↓↓↓

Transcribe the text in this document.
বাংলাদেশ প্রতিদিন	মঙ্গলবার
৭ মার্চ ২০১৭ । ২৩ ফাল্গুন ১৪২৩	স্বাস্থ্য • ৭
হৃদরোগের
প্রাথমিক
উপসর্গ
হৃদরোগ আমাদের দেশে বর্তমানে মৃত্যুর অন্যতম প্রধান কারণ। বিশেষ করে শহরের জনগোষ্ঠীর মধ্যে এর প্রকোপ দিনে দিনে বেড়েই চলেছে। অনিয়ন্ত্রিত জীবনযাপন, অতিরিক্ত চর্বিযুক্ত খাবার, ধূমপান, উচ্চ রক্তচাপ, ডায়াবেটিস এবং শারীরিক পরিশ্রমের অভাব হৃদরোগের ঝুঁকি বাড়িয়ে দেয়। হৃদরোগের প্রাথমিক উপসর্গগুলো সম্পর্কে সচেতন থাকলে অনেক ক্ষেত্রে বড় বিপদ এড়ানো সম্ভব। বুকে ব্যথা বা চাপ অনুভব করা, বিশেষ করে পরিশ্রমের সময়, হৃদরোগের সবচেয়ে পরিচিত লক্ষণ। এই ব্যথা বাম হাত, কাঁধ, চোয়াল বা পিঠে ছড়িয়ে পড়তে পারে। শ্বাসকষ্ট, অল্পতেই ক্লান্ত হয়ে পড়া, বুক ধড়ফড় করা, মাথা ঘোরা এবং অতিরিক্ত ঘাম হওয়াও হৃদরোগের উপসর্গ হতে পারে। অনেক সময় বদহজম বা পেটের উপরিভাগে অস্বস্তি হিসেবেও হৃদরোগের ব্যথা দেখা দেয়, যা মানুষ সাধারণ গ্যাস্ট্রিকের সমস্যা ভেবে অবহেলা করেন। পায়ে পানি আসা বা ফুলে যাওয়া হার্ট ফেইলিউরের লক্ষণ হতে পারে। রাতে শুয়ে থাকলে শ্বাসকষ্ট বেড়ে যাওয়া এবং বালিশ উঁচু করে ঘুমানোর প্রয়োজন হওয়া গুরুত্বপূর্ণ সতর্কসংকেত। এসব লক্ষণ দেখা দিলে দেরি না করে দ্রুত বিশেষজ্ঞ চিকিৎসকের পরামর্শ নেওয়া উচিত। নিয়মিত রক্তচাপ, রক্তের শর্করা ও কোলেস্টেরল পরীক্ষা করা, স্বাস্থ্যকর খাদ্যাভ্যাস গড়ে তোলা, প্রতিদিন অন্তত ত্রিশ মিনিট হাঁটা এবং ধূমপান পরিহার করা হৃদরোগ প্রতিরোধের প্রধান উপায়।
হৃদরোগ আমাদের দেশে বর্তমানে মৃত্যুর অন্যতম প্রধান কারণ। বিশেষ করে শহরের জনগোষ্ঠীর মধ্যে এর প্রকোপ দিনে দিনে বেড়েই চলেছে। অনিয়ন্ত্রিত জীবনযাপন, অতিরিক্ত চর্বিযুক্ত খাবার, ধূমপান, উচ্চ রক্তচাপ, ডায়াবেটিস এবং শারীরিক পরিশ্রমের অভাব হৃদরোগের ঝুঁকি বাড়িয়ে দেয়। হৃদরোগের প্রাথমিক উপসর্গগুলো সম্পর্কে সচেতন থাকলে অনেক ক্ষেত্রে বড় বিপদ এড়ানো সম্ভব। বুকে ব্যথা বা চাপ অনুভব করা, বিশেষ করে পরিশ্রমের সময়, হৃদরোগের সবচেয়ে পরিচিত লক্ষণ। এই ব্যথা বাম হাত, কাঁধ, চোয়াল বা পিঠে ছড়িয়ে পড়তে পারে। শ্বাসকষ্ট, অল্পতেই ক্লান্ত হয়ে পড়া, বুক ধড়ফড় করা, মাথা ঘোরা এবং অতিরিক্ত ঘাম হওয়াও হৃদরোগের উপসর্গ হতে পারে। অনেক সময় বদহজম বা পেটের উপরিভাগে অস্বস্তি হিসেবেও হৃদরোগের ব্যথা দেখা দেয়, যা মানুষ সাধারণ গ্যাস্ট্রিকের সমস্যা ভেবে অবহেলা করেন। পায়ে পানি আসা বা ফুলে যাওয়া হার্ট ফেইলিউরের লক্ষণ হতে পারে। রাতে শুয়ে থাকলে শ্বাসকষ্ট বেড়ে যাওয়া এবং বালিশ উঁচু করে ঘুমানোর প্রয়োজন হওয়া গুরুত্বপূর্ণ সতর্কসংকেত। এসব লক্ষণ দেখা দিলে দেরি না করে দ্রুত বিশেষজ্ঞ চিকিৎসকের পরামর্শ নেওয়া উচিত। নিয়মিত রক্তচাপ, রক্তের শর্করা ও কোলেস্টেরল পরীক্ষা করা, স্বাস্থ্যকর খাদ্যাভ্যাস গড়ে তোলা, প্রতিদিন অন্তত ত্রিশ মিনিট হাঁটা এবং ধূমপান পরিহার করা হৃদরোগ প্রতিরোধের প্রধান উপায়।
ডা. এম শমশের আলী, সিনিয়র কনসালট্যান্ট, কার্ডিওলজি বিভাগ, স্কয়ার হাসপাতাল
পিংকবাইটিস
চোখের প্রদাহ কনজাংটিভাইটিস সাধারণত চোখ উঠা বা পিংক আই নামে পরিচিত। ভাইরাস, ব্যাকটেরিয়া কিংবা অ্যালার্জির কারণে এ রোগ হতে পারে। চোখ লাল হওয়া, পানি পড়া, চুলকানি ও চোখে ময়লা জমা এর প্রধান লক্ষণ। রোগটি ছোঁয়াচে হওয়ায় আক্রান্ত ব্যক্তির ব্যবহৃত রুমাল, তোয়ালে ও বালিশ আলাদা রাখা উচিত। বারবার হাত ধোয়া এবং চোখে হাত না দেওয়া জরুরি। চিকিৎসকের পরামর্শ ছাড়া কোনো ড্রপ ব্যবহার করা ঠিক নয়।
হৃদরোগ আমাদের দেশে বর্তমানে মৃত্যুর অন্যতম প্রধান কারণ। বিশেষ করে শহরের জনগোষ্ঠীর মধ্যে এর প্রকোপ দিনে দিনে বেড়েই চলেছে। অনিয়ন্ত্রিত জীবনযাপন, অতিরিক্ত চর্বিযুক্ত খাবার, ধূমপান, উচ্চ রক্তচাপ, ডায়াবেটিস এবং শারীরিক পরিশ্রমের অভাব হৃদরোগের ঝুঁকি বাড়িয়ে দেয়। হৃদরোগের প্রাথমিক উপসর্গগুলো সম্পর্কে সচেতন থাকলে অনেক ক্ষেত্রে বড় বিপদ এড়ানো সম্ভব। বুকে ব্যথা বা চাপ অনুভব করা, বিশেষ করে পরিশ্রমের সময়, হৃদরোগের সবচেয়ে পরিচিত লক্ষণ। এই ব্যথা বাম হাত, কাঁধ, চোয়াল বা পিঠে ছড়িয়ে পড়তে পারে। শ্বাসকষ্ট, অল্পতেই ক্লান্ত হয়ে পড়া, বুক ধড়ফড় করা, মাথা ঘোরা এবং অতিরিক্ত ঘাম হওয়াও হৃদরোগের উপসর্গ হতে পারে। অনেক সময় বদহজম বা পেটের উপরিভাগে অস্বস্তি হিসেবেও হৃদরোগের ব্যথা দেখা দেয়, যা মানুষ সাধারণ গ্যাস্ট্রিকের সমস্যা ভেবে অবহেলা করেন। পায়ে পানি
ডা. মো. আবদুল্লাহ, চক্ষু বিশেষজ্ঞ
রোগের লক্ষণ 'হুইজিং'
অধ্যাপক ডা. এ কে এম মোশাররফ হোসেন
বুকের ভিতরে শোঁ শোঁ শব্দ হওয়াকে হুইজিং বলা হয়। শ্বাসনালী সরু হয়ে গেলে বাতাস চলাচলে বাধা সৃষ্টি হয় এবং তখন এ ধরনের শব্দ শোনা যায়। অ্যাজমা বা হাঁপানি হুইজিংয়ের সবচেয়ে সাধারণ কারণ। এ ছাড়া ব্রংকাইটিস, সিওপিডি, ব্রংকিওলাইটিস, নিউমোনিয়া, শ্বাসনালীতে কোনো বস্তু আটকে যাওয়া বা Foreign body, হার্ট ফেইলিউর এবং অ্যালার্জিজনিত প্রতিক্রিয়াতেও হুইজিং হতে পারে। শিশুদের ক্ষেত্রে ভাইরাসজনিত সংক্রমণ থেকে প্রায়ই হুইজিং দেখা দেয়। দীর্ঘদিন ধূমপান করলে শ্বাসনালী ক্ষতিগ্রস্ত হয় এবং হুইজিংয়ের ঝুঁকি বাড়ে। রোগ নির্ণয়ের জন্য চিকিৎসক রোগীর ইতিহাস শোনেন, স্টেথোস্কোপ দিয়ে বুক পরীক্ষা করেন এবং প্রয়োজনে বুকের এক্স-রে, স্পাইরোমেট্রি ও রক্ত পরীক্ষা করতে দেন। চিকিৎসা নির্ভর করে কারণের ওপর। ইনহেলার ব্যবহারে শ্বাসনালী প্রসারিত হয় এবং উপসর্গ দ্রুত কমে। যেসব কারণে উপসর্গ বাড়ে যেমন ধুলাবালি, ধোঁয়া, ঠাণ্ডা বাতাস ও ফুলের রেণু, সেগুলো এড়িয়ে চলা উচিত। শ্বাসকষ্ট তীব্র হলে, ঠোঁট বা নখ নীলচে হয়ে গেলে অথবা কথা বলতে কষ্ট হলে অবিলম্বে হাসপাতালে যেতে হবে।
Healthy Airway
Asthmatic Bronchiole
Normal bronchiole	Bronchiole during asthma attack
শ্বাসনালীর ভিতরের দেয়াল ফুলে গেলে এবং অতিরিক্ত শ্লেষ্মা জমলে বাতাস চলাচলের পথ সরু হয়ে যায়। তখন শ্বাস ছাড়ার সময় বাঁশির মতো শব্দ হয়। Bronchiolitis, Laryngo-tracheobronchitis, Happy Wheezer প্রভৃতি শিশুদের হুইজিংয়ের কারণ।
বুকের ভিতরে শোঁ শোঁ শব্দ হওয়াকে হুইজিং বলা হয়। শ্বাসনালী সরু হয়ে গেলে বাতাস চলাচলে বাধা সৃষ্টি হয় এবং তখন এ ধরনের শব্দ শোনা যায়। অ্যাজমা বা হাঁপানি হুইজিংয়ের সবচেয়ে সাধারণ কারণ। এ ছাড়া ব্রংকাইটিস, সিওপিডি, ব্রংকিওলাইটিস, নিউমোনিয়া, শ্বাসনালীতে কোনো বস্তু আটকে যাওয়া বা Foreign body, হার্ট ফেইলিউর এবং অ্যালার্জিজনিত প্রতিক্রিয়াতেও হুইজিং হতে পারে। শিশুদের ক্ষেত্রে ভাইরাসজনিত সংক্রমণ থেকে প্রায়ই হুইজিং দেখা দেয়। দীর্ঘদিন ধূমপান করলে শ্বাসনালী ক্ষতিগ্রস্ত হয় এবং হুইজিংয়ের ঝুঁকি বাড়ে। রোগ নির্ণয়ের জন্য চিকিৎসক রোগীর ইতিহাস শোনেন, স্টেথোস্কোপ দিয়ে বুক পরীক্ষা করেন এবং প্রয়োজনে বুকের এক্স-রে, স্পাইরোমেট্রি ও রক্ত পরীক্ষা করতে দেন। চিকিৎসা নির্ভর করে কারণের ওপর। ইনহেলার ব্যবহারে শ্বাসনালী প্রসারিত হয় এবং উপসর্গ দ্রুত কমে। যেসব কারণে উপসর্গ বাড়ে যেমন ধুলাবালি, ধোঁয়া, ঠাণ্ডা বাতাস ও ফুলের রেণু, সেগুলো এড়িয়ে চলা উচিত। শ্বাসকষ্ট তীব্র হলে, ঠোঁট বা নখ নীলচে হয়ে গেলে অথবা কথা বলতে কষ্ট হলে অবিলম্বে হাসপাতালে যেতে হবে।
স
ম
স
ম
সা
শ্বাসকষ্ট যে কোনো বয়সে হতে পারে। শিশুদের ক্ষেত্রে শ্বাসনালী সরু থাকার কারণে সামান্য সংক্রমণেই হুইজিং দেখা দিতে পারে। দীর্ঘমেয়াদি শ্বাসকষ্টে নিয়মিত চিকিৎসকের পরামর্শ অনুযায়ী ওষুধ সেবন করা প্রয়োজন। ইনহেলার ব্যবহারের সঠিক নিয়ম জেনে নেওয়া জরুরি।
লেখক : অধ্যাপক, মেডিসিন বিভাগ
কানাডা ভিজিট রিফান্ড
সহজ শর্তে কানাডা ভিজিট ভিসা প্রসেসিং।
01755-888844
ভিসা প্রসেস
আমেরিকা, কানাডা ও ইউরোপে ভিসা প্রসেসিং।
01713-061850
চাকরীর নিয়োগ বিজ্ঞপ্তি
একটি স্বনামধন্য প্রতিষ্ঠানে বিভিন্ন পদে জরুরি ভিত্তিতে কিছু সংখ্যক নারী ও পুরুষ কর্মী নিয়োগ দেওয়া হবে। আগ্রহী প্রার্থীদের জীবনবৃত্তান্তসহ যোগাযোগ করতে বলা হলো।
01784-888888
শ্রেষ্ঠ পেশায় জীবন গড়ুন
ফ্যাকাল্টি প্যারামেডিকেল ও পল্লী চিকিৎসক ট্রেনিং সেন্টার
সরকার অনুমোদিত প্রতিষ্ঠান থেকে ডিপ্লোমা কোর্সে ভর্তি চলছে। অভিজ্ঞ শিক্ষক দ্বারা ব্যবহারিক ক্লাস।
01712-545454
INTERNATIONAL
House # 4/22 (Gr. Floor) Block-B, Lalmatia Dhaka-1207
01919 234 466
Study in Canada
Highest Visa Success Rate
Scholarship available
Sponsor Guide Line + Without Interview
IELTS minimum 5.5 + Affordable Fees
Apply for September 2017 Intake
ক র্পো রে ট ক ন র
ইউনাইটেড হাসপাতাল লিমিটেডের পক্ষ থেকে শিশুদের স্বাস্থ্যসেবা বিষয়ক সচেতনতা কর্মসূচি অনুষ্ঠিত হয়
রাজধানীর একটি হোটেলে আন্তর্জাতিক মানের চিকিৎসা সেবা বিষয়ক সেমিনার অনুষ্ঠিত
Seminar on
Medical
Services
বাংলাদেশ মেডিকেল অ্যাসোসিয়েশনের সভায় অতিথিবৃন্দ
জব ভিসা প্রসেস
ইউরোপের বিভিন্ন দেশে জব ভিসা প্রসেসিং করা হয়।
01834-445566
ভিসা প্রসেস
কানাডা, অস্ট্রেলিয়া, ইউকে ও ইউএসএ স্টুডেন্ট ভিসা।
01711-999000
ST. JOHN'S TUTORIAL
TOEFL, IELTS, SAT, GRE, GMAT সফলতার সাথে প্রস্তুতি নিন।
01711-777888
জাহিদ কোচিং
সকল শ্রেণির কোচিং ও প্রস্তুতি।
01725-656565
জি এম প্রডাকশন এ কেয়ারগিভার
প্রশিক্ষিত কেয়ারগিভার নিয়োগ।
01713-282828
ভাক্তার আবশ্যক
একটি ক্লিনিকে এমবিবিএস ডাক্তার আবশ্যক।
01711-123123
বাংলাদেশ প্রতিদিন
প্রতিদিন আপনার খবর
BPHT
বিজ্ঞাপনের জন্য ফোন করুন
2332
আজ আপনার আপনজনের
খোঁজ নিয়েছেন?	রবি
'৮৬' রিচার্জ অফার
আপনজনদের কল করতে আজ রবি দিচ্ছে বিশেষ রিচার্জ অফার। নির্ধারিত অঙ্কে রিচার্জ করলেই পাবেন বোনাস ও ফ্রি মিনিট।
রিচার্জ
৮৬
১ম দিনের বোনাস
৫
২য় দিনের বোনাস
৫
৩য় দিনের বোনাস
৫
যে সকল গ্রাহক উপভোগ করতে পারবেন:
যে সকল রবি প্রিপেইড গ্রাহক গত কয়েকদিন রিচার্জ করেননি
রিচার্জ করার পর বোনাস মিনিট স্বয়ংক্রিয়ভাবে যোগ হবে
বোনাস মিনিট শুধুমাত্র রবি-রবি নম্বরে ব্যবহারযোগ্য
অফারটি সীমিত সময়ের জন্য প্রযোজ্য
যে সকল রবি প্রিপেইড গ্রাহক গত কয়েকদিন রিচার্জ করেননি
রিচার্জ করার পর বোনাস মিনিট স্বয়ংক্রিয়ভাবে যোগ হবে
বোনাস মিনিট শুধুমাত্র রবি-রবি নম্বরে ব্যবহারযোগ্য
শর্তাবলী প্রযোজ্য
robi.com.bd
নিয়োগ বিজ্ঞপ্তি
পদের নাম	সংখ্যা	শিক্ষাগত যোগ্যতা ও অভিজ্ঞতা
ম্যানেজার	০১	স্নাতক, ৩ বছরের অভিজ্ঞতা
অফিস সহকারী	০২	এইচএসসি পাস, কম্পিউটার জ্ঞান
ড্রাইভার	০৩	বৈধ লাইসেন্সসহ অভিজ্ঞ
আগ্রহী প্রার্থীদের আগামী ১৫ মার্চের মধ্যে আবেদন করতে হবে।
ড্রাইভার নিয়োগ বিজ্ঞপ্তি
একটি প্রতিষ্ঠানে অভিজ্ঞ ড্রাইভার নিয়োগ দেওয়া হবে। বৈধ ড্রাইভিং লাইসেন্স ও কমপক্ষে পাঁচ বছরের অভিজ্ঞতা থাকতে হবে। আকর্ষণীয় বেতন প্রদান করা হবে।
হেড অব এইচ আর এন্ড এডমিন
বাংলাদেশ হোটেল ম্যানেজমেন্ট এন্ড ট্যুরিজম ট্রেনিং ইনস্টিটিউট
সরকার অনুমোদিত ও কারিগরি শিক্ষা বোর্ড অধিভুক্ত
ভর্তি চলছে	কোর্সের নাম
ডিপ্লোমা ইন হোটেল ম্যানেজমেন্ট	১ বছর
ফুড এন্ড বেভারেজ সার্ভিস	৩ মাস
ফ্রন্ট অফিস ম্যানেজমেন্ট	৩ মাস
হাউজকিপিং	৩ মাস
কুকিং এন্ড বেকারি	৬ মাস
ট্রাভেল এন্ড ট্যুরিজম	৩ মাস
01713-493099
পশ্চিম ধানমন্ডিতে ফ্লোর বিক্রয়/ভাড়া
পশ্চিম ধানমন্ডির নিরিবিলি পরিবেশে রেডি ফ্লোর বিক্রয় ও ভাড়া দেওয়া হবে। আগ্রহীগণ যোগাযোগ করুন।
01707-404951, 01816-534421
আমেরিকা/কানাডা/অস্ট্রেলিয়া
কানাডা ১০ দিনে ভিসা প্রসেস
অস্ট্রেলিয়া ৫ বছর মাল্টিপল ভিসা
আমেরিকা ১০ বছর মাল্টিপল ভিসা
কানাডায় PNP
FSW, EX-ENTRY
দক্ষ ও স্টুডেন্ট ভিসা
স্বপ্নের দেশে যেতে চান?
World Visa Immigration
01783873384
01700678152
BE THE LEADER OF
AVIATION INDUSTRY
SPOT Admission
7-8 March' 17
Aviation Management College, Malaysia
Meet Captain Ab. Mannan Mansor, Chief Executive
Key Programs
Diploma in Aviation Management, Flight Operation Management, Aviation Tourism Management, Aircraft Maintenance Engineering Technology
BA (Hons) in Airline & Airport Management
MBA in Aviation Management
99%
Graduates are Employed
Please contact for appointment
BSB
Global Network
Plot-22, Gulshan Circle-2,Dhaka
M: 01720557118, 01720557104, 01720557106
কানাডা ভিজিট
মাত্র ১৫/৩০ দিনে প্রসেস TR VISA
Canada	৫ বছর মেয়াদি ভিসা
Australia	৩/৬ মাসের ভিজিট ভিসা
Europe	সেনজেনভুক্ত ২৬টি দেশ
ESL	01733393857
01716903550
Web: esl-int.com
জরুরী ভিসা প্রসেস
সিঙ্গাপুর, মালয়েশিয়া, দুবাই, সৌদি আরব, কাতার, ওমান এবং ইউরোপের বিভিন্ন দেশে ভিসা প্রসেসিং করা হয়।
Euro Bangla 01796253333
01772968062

↑↑↑

What you need to do
For the listing above, give the number of lines in which the string "Dhaka" occurs, and nothing else.

Correct output
2